● Description of the task
Reproduce the listing exactly, with no pictures in your copy.

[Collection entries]
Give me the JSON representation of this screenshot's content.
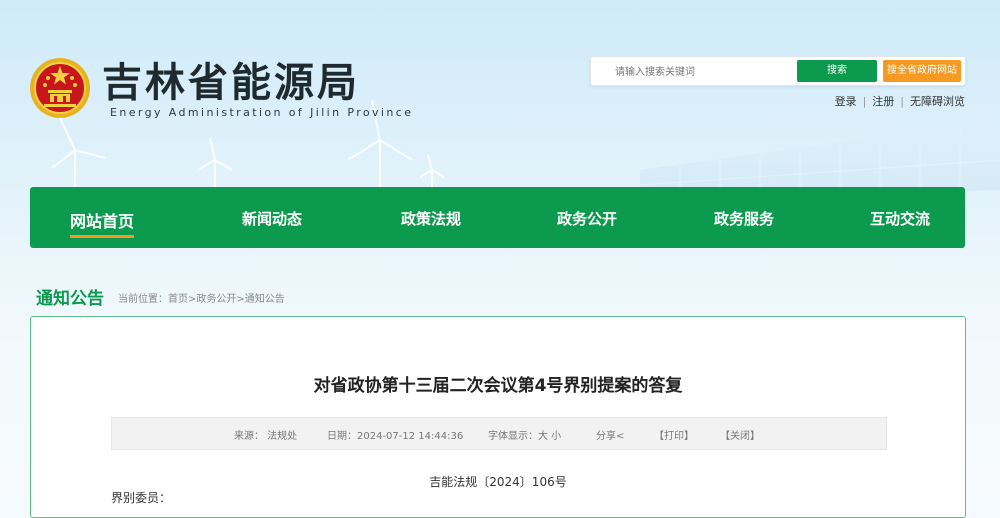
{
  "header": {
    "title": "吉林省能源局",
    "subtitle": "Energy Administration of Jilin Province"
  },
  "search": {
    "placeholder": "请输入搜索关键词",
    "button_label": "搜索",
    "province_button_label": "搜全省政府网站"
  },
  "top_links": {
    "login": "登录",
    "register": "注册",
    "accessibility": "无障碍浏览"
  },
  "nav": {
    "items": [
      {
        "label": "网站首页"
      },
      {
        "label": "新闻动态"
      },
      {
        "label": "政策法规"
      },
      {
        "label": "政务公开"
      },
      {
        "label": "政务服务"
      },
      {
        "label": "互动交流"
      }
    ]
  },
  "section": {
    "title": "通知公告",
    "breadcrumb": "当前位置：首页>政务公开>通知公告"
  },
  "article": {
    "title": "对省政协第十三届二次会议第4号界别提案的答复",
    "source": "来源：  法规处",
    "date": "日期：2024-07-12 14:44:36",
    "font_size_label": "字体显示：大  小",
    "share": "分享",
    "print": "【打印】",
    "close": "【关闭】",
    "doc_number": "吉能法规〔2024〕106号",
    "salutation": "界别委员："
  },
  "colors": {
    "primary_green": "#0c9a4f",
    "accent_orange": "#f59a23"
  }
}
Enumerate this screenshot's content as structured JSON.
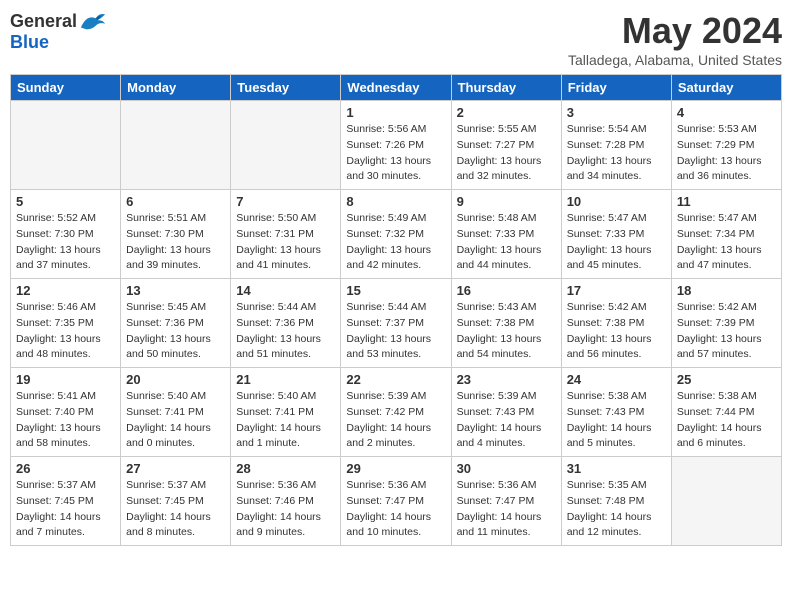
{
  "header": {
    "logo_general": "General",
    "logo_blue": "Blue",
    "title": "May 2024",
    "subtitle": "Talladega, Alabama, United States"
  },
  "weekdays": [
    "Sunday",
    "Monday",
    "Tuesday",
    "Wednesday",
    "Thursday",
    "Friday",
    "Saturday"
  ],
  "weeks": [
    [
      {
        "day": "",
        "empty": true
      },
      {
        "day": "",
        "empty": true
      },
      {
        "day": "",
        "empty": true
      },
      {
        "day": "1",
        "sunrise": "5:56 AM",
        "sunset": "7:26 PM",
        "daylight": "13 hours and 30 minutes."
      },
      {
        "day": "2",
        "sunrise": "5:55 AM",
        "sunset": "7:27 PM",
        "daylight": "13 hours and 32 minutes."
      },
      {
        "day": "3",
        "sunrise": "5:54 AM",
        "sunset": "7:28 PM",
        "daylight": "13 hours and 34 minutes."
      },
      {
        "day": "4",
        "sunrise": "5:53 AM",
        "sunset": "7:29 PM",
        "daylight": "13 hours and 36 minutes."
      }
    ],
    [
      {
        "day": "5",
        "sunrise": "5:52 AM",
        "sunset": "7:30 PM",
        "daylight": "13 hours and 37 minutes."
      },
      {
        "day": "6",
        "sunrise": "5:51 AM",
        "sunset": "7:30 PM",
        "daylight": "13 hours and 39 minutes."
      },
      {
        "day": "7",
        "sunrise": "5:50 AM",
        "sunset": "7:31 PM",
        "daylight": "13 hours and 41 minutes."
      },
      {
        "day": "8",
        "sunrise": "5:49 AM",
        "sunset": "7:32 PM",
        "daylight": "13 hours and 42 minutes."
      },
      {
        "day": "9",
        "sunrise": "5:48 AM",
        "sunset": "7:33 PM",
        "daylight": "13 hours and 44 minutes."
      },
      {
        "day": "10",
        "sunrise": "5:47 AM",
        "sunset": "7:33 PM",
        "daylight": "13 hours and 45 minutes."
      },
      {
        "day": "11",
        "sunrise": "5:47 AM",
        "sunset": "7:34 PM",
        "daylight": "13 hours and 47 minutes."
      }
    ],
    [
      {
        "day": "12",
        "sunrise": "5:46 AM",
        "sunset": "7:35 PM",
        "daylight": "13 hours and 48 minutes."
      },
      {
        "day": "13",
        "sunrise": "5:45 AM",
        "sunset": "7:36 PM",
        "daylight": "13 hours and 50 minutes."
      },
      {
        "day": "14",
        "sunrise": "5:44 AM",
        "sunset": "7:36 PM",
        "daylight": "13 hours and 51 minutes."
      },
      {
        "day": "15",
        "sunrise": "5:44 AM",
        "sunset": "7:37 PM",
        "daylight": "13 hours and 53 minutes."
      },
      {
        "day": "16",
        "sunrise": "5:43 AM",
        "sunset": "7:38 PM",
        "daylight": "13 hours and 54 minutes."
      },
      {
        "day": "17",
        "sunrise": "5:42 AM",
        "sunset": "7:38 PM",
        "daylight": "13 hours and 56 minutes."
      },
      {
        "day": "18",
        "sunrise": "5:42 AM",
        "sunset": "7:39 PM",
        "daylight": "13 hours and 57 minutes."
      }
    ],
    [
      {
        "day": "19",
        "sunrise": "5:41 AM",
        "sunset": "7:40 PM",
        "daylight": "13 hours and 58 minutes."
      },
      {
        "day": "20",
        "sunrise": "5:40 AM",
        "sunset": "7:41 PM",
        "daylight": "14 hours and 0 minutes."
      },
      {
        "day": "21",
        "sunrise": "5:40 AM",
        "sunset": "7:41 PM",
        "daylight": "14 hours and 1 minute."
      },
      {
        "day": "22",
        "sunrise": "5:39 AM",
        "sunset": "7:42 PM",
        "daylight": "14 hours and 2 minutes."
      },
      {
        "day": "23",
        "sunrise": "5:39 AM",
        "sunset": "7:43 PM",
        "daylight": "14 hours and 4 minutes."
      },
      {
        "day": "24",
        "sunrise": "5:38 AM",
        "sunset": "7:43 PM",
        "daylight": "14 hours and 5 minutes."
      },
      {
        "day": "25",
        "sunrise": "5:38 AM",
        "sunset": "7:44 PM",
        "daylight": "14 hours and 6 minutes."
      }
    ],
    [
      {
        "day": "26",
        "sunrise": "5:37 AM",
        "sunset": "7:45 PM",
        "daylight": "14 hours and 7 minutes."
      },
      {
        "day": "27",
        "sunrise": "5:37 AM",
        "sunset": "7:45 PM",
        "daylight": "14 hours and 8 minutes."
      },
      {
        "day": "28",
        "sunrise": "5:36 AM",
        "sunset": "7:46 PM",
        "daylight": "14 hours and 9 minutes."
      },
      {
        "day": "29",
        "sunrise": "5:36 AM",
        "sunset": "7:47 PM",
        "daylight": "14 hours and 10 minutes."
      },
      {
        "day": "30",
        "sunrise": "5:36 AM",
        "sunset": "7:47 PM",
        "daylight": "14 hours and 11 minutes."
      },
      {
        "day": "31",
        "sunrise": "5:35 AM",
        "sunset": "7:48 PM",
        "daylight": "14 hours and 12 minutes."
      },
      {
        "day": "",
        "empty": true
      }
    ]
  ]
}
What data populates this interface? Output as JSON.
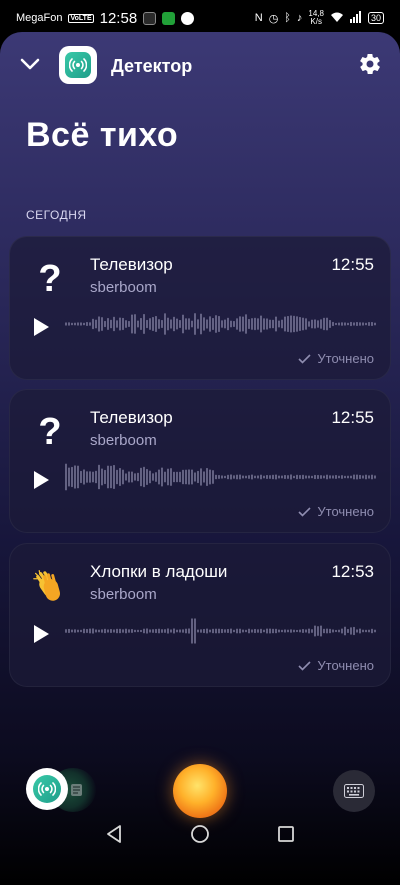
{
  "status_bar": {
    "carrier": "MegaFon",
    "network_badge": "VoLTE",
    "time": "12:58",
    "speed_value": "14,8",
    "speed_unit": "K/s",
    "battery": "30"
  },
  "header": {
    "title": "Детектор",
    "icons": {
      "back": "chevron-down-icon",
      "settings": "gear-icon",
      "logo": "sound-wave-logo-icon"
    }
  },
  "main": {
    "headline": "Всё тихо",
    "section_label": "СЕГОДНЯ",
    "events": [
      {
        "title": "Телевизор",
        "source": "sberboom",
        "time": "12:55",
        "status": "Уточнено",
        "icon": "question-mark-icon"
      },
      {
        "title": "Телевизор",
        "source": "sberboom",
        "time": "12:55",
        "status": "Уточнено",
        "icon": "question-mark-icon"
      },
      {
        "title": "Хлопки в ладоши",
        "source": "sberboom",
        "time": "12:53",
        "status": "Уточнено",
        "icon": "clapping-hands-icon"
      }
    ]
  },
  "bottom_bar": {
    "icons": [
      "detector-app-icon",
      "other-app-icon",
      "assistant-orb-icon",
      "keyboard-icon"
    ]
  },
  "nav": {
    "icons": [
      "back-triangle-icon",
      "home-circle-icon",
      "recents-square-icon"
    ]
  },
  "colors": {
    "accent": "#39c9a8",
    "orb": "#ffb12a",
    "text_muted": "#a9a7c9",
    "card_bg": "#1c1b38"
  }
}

● Exercise response
Give me the JSON representation of this screenshot's content.
{
  "header": {
    "title": "吉林省能源局",
    "subtitle": "Energy Administration of Jilin Province"
  },
  "search": {
    "placeholder": "请输入搜索关键词",
    "button_label": "搜索",
    "province_button_label": "搜全省政府网站"
  },
  "top_links": {
    "login": "登录",
    "register": "注册",
    "accessibility": "无障碍浏览"
  },
  "nav": {
    "items": [
      {
        "label": "网站首页"
      },
      {
        "label": "新闻动态"
      },
      {
        "label": "政策法规"
      },
      {
        "label": "政务公开"
      },
      {
        "label": "政务服务"
      },
      {
        "label": "互动交流"
      }
    ]
  },
  "section": {
    "title": "通知公告",
    "breadcrumb": "当前位置：首页>政务公开>通知公告"
  },
  "article": {
    "title": "对省政协第十三届二次会议第4号界别提案的答复",
    "source": "来源：  法规处",
    "date": "日期：2024-07-12 14:44:36",
    "font_size_label": "字体显示：大  小",
    "share": "分享",
    "print": "【打印】",
    "close": "【关闭】",
    "doc_number": "吉能法规〔2024〕106号",
    "salutation": "界别委员："
  },
  "colors": {
    "primary_green": "#0c9a4f",
    "accent_orange": "#f59a23"
  }
}
Enumerate this screenshot's content as structured JSON.
{
  "header": {
    "logo_general": "General",
    "logo_blue": "Blue",
    "title": "May 2024",
    "subtitle": "Talladega, Alabama, United States"
  },
  "weekdays": [
    "Sunday",
    "Monday",
    "Tuesday",
    "Wednesday",
    "Thursday",
    "Friday",
    "Saturday"
  ],
  "weeks": [
    [
      {
        "day": "",
        "empty": true
      },
      {
        "day": "",
        "empty": true
      },
      {
        "day": "",
        "empty": true
      },
      {
        "day": "1",
        "sunrise": "5:56 AM",
        "sunset": "7:26 PM",
        "daylight": "13 hours and 30 minutes."
      },
      {
        "day": "2",
        "sunrise": "5:55 AM",
        "sunset": "7:27 PM",
        "daylight": "13 hours and 32 minutes."
      },
      {
        "day": "3",
        "sunrise": "5:54 AM",
        "sunset": "7:28 PM",
        "daylight": "13 hours and 34 minutes."
      },
      {
        "day": "4",
        "sunrise": "5:53 AM",
        "sunset": "7:29 PM",
        "daylight": "13 hours and 36 minutes."
      }
    ],
    [
      {
        "day": "5",
        "sunrise": "5:52 AM",
        "sunset": "7:30 PM",
        "daylight": "13 hours and 37 minutes."
      },
      {
        "day": "6",
        "sunrise": "5:51 AM",
        "sunset": "7:30 PM",
        "daylight": "13 hours and 39 minutes."
      },
      {
        "day": "7",
        "sunrise": "5:50 AM",
        "sunset": "7:31 PM",
        "daylight": "13 hours and 41 minutes."
      },
      {
        "day": "8",
        "sunrise": "5:49 AM",
        "sunset": "7:32 PM",
        "daylight": "13 hours and 42 minutes."
      },
      {
        "day": "9",
        "sunrise": "5:48 AM",
        "sunset": "7:33 PM",
        "daylight": "13 hours and 44 minutes."
      },
      {
        "day": "10",
        "sunrise": "5:47 AM",
        "sunset": "7:33 PM",
        "daylight": "13 hours and 45 minutes."
      },
      {
        "day": "11",
        "sunrise": "5:47 AM",
        "sunset": "7:34 PM",
        "daylight": "13 hours and 47 minutes."
      }
    ],
    [
      {
        "day": "12",
        "sunrise": "5:46 AM",
        "sunset": "7:35 PM",
        "daylight": "13 hours and 48 minutes."
      },
      {
        "day": "13",
        "sunrise": "5:45 AM",
        "sunset": "7:36 PM",
        "daylight": "13 hours and 50 minutes."
      },
      {
        "day": "14",
        "sunrise": "5:44 AM",
        "sunset": "7:36 PM",
        "daylight": "13 hours and 51 minutes."
      },
      {
        "day": "15",
        "sunrise": "5:44 AM",
        "sunset": "7:37 PM",
        "daylight": "13 hours and 53 minutes."
      },
      {
        "day": "16",
        "sunrise": "5:43 AM",
        "sunset": "7:38 PM",
        "daylight": "13 hours and 54 minutes."
      },
      {
        "day": "17",
        "sunrise": "5:42 AM",
        "sunset": "7:38 PM",
        "daylight": "13 hours and 56 minutes."
      },
      {
        "day": "18",
        "sunrise": "5:42 AM",
        "sunset": "7:39 PM",
        "daylight": "13 hours and 57 minutes."
      }
    ],
    [
      {
        "day": "19",
        "sunrise": "5:41 AM",
        "sunset": "7:40 PM",
        "daylight": "13 hours and 58 minutes."
      },
      {
        "day": "20",
        "sunrise": "5:40 AM",
        "sunset": "7:41 PM",
        "daylight": "14 hours and 0 minutes."
      },
      {
        "day": "21",
        "sunrise": "5:40 AM",
        "sunset": "7:41 PM",
        "daylight": "14 hours and 1 minute."
      },
      {
        "day": "22",
        "sunrise": "5:39 AM",
        "sunset": "7:42 PM",
        "daylight": "14 hours and 2 minutes."
      },
      {
        "day": "23",
        "sunrise": "5:39 AM",
        "sunset": "7:43 PM",
        "daylight": "14 hours and 4 minutes."
      },
      {
        "day": "24",
        "sunrise": "5:38 AM",
        "sunset": "7:43 PM",
        "daylight": "14 hours and 5 minutes."
      },
      {
        "day": "25",
        "sunrise": "5:38 AM",
        "sunset": "7:44 PM",
        "daylight": "14 hours and 6 minutes."
      }
    ],
    [
      {
        "day": "26",
        "sunrise": "5:37 AM",
        "sunset": "7:45 PM",
        "daylight": "14 hours and 7 minutes."
      },
      {
        "day": "27",
        "sunrise": "5:37 AM",
        "sunset": "7:45 PM",
        "daylight": "14 hours and 8 minutes."
      },
      {
        "day": "28",
        "sunrise": "5:36 AM",
        "sunset": "7:46 PM",
        "daylight": "14 hours and 9 minutes."
      },
      {
        "day": "29",
        "sunrise": "5:36 AM",
        "sunset": "7:47 PM",
        "daylight": "14 hours and 10 minutes."
      },
      {
        "day": "30",
        "sunrise": "5:36 AM",
        "sunset": "7:47 PM",
        "daylight": "14 hours and 11 minutes."
      },
      {
        "day": "31",
        "sunrise": "5:35 AM",
        "sunset": "7:48 PM",
        "daylight": "14 hours and 12 minutes."
      },
      {
        "day": "",
        "empty": true
      }
    ]
  ]
}
What data populates this interface? Output as JSON.
{
  "status_bar": {
    "carrier": "MegaFon",
    "network_badge": "VoLTE",
    "time": "12:58",
    "speed_value": "14,8",
    "speed_unit": "K/s",
    "battery": "30"
  },
  "header": {
    "title": "Детектор",
    "icons": {
      "back": "chevron-down-icon",
      "settings": "gear-icon",
      "logo": "sound-wave-logo-icon"
    }
  },
  "main": {
    "headline": "Всё тихо",
    "section_label": "СЕГОДНЯ",
    "events": [
      {
        "title": "Телевизор",
        "source": "sberboom",
        "time": "12:55",
        "status": "Уточнено",
        "icon": "question-mark-icon"
      },
      {
        "title": "Телевизор",
        "source": "sberboom",
        "time": "12:55",
        "status": "Уточнено",
        "icon": "question-mark-icon"
      },
      {
        "title": "Хлопки в ладоши",
        "source": "sberboom",
        "time": "12:53",
        "status": "Уточнено",
        "icon": "clapping-hands-icon"
      }
    ]
  },
  "bottom_bar": {
    "icons": [
      "detector-app-icon",
      "other-app-icon",
      "assistant-orb-icon",
      "keyboard-icon"
    ]
  },
  "nav": {
    "icons": [
      "back-triangle-icon",
      "home-circle-icon",
      "recents-square-icon"
    ]
  },
  "colors": {
    "accent": "#39c9a8",
    "orb": "#ffb12a",
    "text_muted": "#a9a7c9",
    "card_bg": "#1c1b38"
  }
}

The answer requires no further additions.